### Provided records

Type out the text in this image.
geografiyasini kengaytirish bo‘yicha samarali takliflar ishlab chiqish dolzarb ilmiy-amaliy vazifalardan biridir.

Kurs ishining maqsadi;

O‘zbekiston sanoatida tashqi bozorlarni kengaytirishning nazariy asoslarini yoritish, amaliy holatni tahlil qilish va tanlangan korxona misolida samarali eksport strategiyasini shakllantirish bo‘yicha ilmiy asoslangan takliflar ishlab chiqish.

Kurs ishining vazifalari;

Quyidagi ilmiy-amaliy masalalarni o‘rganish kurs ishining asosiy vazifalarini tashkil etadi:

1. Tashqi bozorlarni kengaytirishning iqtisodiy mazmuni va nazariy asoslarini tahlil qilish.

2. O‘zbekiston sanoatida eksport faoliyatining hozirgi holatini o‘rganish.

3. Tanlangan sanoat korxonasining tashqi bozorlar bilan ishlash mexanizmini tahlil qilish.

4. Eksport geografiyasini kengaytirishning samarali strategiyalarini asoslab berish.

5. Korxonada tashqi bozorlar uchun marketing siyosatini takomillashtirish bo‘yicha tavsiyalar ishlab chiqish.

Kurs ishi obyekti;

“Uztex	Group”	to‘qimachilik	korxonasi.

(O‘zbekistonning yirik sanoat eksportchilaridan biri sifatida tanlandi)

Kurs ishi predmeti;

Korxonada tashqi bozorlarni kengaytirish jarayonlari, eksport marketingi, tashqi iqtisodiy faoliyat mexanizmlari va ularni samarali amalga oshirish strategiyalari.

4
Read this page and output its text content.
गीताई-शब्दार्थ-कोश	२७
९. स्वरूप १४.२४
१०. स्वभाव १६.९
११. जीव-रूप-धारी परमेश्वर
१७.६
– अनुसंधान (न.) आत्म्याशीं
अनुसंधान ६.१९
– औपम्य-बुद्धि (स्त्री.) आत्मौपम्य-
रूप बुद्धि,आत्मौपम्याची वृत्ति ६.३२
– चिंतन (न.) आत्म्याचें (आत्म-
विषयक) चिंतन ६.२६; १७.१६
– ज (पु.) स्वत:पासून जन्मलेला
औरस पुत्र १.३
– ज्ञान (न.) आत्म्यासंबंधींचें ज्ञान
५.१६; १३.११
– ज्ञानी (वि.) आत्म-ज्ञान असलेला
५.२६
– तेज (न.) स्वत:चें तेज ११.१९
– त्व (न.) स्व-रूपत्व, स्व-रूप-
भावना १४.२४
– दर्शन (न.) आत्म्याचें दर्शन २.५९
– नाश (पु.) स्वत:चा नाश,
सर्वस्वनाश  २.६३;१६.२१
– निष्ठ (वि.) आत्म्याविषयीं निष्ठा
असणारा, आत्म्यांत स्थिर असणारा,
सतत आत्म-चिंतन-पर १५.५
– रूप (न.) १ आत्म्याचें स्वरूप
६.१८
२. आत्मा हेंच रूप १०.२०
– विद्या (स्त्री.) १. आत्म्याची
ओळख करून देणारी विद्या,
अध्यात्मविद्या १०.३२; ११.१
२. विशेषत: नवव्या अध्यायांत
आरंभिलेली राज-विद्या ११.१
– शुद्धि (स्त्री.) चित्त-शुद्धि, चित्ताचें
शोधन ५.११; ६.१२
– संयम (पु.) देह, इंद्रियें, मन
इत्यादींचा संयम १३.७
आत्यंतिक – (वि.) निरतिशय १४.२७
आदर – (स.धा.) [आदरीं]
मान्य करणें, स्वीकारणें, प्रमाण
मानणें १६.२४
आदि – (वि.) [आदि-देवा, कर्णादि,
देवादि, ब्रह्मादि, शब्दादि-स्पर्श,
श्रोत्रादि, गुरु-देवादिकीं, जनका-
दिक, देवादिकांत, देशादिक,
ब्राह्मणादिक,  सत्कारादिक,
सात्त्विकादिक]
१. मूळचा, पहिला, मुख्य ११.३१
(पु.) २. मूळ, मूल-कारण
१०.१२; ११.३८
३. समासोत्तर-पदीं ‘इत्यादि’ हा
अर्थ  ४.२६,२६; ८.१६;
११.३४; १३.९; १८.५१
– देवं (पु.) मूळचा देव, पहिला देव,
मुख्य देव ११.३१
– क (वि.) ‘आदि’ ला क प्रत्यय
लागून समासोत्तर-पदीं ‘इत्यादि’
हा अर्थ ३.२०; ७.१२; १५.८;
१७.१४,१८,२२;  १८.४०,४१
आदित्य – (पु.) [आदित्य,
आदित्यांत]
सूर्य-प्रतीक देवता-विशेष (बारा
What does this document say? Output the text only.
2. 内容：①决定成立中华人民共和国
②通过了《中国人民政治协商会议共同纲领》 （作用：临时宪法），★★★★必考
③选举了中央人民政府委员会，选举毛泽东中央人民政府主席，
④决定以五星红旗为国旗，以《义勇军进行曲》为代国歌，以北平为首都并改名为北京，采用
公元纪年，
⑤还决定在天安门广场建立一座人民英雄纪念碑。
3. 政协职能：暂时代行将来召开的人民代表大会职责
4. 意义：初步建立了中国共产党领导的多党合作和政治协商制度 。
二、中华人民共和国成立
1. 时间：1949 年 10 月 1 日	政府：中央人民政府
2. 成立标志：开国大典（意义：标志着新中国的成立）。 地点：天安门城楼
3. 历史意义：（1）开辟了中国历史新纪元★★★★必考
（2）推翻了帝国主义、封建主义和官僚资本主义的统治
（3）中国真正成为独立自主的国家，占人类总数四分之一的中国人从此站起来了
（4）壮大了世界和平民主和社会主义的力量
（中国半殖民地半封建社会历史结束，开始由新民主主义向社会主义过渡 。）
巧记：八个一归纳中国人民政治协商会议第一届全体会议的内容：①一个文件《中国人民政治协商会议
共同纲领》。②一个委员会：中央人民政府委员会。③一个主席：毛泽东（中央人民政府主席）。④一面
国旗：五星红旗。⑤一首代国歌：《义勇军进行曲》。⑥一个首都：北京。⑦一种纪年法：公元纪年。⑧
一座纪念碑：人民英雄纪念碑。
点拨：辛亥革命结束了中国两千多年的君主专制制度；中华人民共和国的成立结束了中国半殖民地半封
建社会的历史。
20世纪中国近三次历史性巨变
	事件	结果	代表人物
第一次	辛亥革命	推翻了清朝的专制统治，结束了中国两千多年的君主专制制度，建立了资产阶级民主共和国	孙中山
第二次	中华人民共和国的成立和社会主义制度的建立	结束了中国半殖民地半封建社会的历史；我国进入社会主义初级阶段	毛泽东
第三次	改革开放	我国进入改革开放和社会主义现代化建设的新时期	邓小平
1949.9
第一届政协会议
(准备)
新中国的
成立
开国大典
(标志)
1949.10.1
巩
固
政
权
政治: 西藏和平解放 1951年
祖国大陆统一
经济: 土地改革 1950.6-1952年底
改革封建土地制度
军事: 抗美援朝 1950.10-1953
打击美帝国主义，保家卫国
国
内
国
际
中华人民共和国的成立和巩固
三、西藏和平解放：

### Problem
Scan the material above for the word "开国大典". Copy each line where it occurs.

### Answer to this exercise
2. 成立标志：开国大典（意义：标志着新中国的成立）。 地点：天安门城楼
开国大典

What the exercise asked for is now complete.